Collected data:
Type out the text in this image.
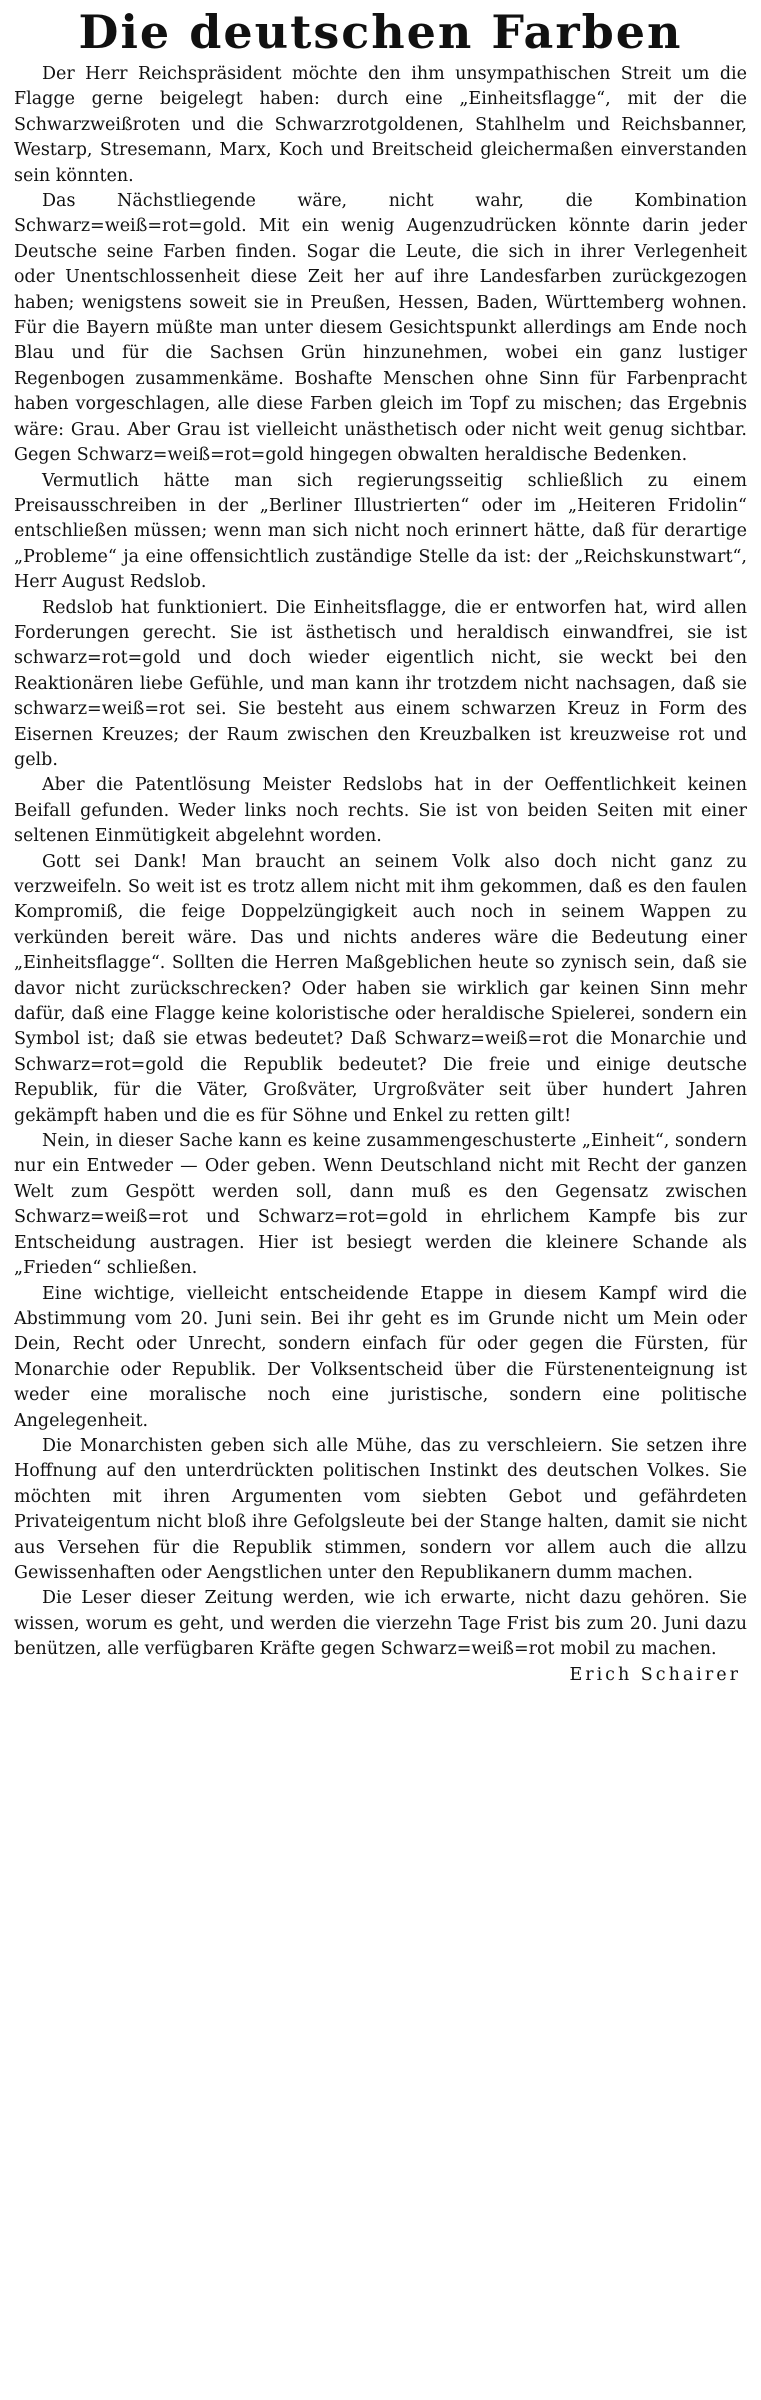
Die deutschen Farben

Der Herr Reichspräsident möchte den ihm unsympathischen Streit um die Flagge gerne beigelegt haben: durch eine „Einheitsflagge“, mit der die Schwarzweißroten und die Schwarzrotgoldenen, Stahlhelm und Reichsbanner, Westarp, Stresemann, Marx, Koch und Breitscheid gleichermaßen einverstanden sein könnten.

Das Nächstliegende wäre, nicht wahr, die Kombination Schwarz=weiß=rot=gold. Mit ein wenig Augenzudrücken könnte darin jeder Deutsche seine Farben finden. Sogar die Leute, die sich in ihrer Verlegenheit oder Unentschlossenheit diese Zeit her auf ihre Landesfarben zurückgezogen haben; wenigstens soweit sie in Preußen, Hessen, Baden, Württemberg wohnen. Für die Bayern müßte man unter diesem Gesichtspunkt allerdings am Ende noch Blau und für die Sachsen Grün hinzunehmen, wobei ein ganz lustiger Regenbogen zusammenkäme. Boshafte Menschen ohne Sinn für Farbenpracht haben vorgeschlagen, alle diese Farben gleich im Topf zu mischen; das Ergebnis wäre: Grau. Aber Grau ist vielleicht unästhetisch oder nicht weit genug sichtbar. Gegen Schwarz=weiß=rot=gold hingegen obwalten heraldische Bedenken.

Vermutlich hätte man sich regierungsseitig schließlich zu einem Preisausschreiben in der „Berliner Illustrierten“ oder im „Heiteren Fridolin“ entschließen müssen; wenn man sich nicht noch erinnert hätte, daß für derartige „Probleme“ ja eine offensichtlich zuständige Stelle da ist: der „Reichskunstwart“, Herr August Redslob.

Redslob hat funktioniert. Die Einheitsflagge, die er entworfen hat, wird allen Forderungen gerecht. Sie ist ästhetisch und heraldisch einwandfrei, sie ist schwarz=rot=gold und doch wieder eigentlich nicht, sie weckt bei den Reaktionären liebe Gefühle, und man kann ihr trotzdem nicht nachsagen, daß sie schwarz=weiß=rot sei. Sie besteht aus einem schwarzen Kreuz in Form des Eisernen Kreuzes; der Raum zwischen den Kreuzbalken ist kreuzweise rot und gelb.

Aber die Patentlösung Meister Redslobs hat in der Oeffentlichkeit keinen Beifall gefunden. Weder links noch rechts. Sie ist von beiden Seiten mit einer seltenen Einmütigkeit abgelehnt worden.

Gott sei Dank! Man braucht an seinem Volk also doch nicht ganz zu verzweifeln. So weit ist es trotz allem nicht mit ihm gekommen, daß es den faulen Kompromiß, die feige Doppelzüngigkeit auch noch in seinem Wappen zu verkünden bereit wäre. Das und nichts anderes wäre die Bedeutung einer „Einheitsflagge“. Sollten die Herren Maßgeblichen heute so zynisch sein, daß sie davor nicht zurückschrecken? Oder haben sie wirklich gar keinen Sinn mehr dafür, daß eine Flagge keine koloristische oder heraldische Spielerei, sondern ein Symbol ist; daß sie etwas bedeutet? Daß Schwarz=weiß=rot die Monarchie und Schwarz=rot=gold die Republik bedeutet? Die freie und einige deutsche Republik, für die Väter, Großväter, Urgroßväter seit über hundert Jahren gekämpft haben und die es für Söhne und Enkel zu retten gilt!

Nein, in dieser Sache kann es keine zusammengeschusterte „Einheit“, sondern nur ein Entweder — Oder geben. Wenn Deutschland nicht mit Recht der ganzen Welt zum Gespött werden soll, dann muß es den Gegensatz zwischen Schwarz=weiß=rot und Schwarz=rot=gold in ehrlichem Kampfe bis zur Entscheidung austragen. Hier ist besiegt werden die kleinere Schande als „Frieden“ schließen.

Eine wichtige, vielleicht entscheidende Etappe in diesem Kampf wird die Abstimmung vom 20. Juni sein. Bei ihr geht es im Grunde nicht um Mein oder Dein, Recht oder Unrecht, sondern einfach für oder gegen die Fürsten, für Monarchie oder Republik. Der Volksentscheid über die Fürstenenteignung ist weder eine moralische noch eine juristische, sondern eine politische Angelegenheit.

Die Monarchisten geben sich alle Mühe, das zu verschleiern. Sie setzen ihre Hoffnung auf den unterdrückten politischen Instinkt des deutschen Volkes. Sie möchten mit ihren Argumenten vom siebten Gebot und gefährdeten Privateigentum nicht bloß ihre Gefolgsleute bei der Stange halten, damit sie nicht aus Versehen für die Republik stimmen, sondern vor allem auch die allzu Gewissenhaften oder Aengstlichen unter den Republikanern dumm machen.

Die Leser dieser Zeitung werden, wie ich erwarte, nicht dazu gehören. Sie wissen, worum es geht, und werden die vierzehn Tage Frist bis zum 20. Juni dazu benützen, alle verfügbaren Kräfte gegen Schwarz=weiß=rot mobil zu machen.

Erich Schairer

OBJECTIVE >>
Pick each line holding the word "Aber" out of the listing.

OUTPUT OF THE EXERCISE >>
Das Nächstliegende wäre, nicht wahr, die Kombination Schwarz=weiß=rot=gold. Mit ein wenig Augenzudrücken könnte darin jeder Deutsche seine Farben finden. Sogar die Leute, die sich in ihrer Verlegenheit oder Unentschlossenheit diese Zeit her auf ihre Landesfarben zurückgezogen haben; wenigstens soweit sie in Preußen, Hessen, Baden, Württemberg wohnen. Für die Bayern müßte man unter diesem Gesichtspunkt allerdings am Ende noch Blau und für die Sachsen Grün hinzunehmen, wobei ein ganz lustiger Regenbogen zusammenkäme. Boshafte Menschen ohne Sinn für Farbenpracht haben vorgeschlagen, alle diese Farben gleich im Topf zu mischen; das Ergebnis wäre: Grau. Aber Grau ist vielleicht unästhetisch oder nicht weit genug sichtbar. Gegen Schwarz=weiß=rot=gold hingegen obwalten heraldische Bedenken.
Aber die Patentlösung Meister Redslobs hat in der Oeffentlichkeit keinen Beifall gefunden. Weder links noch rechts. Sie ist von beiden Seiten mit einer seltenen Einmütigkeit abgelehnt worden.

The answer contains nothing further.